DIRECTIONS
Locate each line holding the string "Accessibility" and copy it.

BEGIN INPUT MATERIAL

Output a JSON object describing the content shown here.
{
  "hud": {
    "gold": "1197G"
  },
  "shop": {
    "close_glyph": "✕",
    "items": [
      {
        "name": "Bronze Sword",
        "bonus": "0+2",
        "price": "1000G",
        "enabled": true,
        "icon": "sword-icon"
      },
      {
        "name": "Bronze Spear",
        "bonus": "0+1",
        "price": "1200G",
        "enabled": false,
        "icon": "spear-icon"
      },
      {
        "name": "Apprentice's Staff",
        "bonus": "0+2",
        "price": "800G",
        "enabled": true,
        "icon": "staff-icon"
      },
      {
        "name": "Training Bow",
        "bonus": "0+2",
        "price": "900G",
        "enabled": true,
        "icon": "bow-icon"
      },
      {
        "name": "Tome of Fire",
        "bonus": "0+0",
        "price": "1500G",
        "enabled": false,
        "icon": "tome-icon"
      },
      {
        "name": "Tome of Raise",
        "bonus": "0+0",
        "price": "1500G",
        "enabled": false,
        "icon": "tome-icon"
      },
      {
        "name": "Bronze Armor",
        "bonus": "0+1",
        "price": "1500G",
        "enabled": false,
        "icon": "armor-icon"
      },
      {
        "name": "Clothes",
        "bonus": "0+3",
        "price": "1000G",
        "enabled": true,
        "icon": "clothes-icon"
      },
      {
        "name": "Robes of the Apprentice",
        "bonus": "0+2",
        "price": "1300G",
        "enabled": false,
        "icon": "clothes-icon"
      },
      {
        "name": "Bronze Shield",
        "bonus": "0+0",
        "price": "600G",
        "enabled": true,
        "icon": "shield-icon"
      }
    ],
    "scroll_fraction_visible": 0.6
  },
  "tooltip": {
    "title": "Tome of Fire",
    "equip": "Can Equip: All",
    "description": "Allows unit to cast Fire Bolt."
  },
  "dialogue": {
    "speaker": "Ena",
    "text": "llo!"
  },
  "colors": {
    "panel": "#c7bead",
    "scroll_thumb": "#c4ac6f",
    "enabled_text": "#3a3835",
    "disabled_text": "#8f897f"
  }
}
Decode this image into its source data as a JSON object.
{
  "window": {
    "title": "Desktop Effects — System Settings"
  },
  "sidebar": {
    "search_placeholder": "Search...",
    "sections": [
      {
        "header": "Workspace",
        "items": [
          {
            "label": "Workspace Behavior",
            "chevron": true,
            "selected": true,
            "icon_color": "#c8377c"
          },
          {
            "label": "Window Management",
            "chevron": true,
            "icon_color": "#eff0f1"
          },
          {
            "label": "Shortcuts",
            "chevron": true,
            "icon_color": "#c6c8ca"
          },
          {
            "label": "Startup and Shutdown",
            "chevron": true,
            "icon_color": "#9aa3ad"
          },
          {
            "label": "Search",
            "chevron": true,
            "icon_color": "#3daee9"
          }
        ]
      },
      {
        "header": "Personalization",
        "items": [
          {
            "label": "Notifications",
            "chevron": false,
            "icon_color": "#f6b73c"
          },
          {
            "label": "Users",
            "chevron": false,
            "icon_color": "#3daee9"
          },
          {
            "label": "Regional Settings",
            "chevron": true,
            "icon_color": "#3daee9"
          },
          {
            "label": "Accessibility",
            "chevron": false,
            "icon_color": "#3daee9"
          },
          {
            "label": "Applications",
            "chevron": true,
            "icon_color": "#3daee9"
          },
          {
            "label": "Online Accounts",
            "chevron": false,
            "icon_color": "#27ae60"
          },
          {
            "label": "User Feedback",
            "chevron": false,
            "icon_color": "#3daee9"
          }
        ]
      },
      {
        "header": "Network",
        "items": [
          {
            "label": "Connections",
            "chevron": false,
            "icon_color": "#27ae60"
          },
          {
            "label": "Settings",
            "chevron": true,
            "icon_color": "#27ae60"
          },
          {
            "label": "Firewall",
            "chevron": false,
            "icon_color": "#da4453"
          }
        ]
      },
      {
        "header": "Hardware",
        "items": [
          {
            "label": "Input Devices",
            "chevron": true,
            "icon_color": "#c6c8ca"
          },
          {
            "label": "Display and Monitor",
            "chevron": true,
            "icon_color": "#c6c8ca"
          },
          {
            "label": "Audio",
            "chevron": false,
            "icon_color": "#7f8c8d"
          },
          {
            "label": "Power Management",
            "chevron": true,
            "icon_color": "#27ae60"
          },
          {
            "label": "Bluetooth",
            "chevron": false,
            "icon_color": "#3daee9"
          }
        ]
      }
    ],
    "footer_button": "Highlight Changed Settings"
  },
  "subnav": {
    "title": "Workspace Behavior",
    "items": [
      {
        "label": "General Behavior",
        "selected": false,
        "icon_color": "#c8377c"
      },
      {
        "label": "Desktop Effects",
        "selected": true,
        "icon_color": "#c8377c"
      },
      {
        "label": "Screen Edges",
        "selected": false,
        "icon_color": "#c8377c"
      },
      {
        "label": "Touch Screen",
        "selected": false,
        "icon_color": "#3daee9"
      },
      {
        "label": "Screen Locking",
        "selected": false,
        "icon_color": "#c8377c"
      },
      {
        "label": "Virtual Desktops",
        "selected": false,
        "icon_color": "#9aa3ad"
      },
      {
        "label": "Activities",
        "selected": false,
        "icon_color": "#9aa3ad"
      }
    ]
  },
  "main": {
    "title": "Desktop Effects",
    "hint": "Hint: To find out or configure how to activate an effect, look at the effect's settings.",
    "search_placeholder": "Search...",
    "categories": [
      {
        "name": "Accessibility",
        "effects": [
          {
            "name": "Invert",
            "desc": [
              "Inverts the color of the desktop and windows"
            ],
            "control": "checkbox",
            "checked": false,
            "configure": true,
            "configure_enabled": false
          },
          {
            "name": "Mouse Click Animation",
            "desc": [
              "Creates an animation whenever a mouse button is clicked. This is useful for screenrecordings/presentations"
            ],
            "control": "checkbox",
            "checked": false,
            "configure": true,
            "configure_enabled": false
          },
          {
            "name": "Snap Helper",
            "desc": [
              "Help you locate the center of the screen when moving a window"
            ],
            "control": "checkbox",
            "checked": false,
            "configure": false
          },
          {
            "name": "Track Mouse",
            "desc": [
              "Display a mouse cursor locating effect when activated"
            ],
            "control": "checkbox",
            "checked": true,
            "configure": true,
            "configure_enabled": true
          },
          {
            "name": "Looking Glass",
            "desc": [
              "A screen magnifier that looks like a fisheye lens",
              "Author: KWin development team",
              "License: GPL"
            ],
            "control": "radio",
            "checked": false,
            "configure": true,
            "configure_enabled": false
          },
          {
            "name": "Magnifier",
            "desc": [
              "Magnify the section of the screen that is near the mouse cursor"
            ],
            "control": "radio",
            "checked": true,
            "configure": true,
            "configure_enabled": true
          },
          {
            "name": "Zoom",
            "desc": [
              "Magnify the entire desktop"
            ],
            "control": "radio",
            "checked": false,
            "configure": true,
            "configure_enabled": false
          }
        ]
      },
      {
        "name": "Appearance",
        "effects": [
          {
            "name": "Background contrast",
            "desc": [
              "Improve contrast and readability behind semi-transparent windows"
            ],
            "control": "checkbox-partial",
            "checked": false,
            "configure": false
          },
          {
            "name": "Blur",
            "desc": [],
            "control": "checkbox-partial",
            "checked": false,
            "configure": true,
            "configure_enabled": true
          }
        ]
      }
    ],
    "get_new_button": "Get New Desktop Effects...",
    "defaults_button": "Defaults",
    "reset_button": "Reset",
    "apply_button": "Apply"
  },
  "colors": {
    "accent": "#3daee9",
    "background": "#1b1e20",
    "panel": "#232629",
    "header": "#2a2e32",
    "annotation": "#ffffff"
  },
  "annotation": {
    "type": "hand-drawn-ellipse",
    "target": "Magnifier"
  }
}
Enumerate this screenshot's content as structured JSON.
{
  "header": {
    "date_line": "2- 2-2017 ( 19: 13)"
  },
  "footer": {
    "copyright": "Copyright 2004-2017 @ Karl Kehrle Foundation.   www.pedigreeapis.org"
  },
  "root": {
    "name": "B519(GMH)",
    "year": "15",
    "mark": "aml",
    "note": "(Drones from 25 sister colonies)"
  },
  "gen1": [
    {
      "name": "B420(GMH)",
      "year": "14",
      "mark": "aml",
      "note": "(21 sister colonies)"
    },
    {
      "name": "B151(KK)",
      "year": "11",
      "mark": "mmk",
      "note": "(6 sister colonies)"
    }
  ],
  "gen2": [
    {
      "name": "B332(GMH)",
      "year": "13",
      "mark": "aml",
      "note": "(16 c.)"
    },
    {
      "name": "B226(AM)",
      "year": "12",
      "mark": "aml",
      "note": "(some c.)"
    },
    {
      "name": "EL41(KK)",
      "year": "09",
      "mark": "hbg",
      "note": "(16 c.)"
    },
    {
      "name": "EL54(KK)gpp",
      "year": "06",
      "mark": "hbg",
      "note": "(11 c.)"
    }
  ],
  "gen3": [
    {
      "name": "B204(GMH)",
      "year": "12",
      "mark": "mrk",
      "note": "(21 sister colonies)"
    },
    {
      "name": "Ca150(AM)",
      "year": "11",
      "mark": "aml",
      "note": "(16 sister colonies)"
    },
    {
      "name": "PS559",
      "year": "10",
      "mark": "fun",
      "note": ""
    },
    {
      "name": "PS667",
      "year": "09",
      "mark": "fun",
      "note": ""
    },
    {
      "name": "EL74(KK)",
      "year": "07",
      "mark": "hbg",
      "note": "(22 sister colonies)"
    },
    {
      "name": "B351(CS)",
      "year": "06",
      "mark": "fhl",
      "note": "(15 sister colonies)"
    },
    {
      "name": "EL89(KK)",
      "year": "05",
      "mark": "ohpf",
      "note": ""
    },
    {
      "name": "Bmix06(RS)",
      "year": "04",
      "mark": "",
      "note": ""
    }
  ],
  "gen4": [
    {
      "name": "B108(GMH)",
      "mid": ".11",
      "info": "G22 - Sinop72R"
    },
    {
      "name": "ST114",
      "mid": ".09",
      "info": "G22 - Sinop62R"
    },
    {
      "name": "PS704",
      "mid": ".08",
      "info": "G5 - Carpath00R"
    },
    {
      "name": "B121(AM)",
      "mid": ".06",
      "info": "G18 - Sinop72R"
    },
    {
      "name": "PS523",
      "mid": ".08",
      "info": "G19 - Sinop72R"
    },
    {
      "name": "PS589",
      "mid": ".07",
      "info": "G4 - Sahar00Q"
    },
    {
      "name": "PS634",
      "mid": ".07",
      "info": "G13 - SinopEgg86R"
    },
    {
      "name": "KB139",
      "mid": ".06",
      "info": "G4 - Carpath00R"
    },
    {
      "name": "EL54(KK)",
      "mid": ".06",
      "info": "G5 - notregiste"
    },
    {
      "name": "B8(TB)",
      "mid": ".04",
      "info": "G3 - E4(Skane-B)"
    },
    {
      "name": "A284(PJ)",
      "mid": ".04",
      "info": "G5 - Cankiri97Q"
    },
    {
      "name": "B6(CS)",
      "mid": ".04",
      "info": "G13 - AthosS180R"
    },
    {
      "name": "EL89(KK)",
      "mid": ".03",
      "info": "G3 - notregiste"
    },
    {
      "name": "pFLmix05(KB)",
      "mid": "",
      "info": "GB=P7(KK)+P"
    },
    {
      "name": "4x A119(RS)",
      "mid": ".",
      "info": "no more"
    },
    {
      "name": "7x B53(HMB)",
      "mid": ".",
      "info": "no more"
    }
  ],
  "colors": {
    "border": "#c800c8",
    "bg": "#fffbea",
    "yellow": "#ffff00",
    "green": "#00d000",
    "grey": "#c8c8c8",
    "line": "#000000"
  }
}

END INPUT MATERIAL

SOLUTION
            "label": "Accessibility",
        "name": "Accessibility",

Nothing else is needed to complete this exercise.